» WRITTEN INSTRUCTION
Pull out every line with the word "строительства" from the entries below.

» ENTRIES
· · · ·
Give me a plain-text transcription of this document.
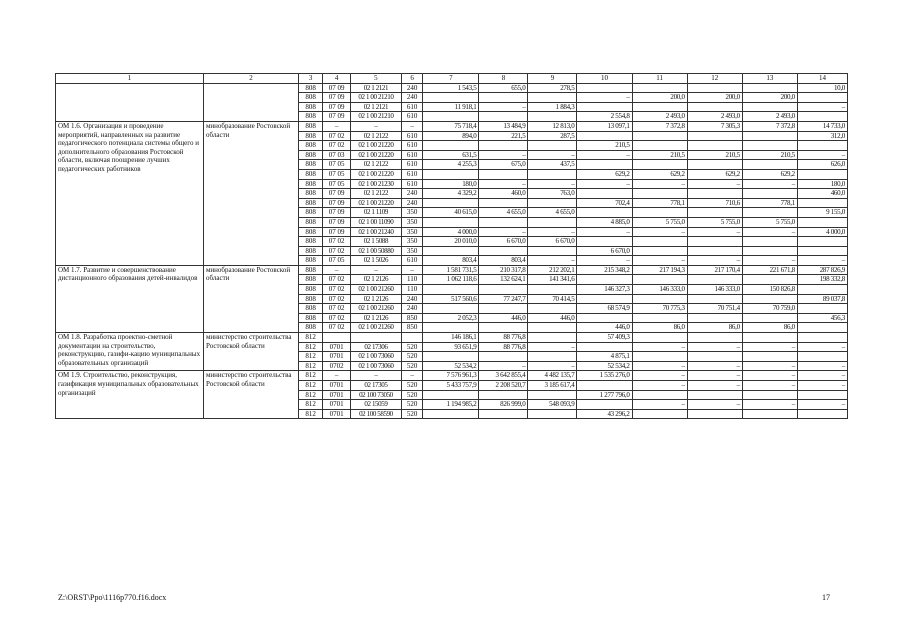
1	2	3	4	5	6	7	8	9	10	11	12	13	14
		808	07 09	02 1 2121	240	1 543,5	655,0	278,5					10,0
		808	07 09	02 1 00 21210	240				–	200,0	200,0	200,0	
		808	07 09	02 1 2121	610	11 918,1	–	1 884,3					–
		808	07 09	02 1 00 21210	610				2 554,8	2 493,0	2 493,0	2 493,0	
ОМ 1.6. Организация и проведение мероприятий, направленных на развитие педагогического потенциала системы общего и дополнительного образования Ростовской области, включая поощрение лучших педагогических работников	минобразование Ростовской области	808	–	–	–	75 718,4	13 484,9	12 813,0	13 097,1	7 372,8	7 305,3	7 372,8	14 733,0
		808	07 02	02 1 2122	610	894,0	221,5	287,5					312,0
		808	07 02	02 1 00 21220	610				210,5				
		808	07 03	02 1 00 21220	610	631,5	–	–	–	210,5	210,5	210,5	–
		808	07 05	02 1 2122	610	4 255,3	675,0	437,5					626,0
		808	07 05	02 1 00 21220	610				629,2	629,2	629,2	629,2	
		808	07 05	02 1 00 21230	610	180,0	–	–	–	–	–	–	180,0
		808	07 09	02 1 2122	240	4 329,2	460,0	763,0					460,0
		808	07 09	02 1 00 21220	240				702,4	778,1	710,6	778,1	
		808	07 09	02 1 1109	350	40 615,0	4 655,0	4 655,0					9 155,0
		808	07 09	02 1 00 11090	350				4 885,0	5 755,0	5 755,0	5 755,0	
		808	07 09	02 1 00 21240	350	4 000,0	–	–	–	–	–	–	4 000,0
		808	07 02	02 1 5088	350	20 010,0	6 670,0	6 670,0					
		808	07 02	02 1 00 50880	350				6 670,0				
		808	07 05	02 1 5026	610	803,4	803,4	–	–	–	–	–	–
ОМ 1.7. Развитие и совершенствование дистанционного образования детей-инвалидов	минобразование Ростовской области	808	–	–	–	1 581 731,5	210 317,8	212 202,1	215 348,2	217 194,3	217 170,4	221 671,8	287 826,9
		808	07 02	02 1 2126	110	1 062 118,6	132 624,1	141 341,6					198 332,8
		808	07 02	02 1 00 21260	110				146 327,3	146 333,0	146 333,0	150 826,8	
		808	07 02	02 1 2126	240	517 560,6	77 247,7	70 414,5					89 037,8
		808	07 02	02 1 00 21260	240				68 574,9	70 775,3	70 751,4	70 759,0	
		808	07 02	02 1 2126	850	2 052,3	446,0	446,0					456,3
		808	07 02	02 1 00 21260	850				446,0	86,0	86,0	86,0	
ОМ 1.8. Разработка проектно-сметной документации на строительство, реконструкцию, газифи-кацию муниципальных образовательных организаций	министерство строительства Ростовской области	812				146 186,1	88 776,8		57 409,3				
		812	0701	02 17306	520	93 651,9	88 776,8	–		–	–	–	–
		812	0701	02 1 00 73060	520				4 875,1				
		812	0702	02 1 00 73060	520	52 534,2	–	–	52 534,2	–	–	–	–
ОМ 1.9. Строительство, реконструкция, газификация муниципальных образовательных организаций	министерство строительства Ростовской области	812	–	–	–	7 576 961,3	3 642 855,4	4 482 135,7	1 535 276,0	–	–	–	–
		812	0701	02 17305	520	5 433 757,9	2 208 520,7	3 185 617,4		–	–	–	–
		812	0701	02 100 73050	520				1 277 796,0				
		812	0701	02 15059	520	1 194 985,2	826 999,0	548 093,9		–	–	–	–
		812	0701	02 100 58590	520				43 296,2				
Z:\ORST\Ppo\1116p770.f16.docx	17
· · · ·
» FULL SOLUTION
ОМ 1.8. Разработка проектно-сметной документации на строительство, реконструкцию, газифи-кацию муниципальных образовательных организаций	министерство строительства Ростовской области	812				146 186,1	88 776,8		57 409,3				
ОМ 1.9. Строительство, реконструкция, газификация муниципальных образовательных организаций	министерство строительства Ростовской области	812	–	–	–	7 576 961,3	3 642 855,4	4 482 135,7	1 535 276,0	–	–	–	–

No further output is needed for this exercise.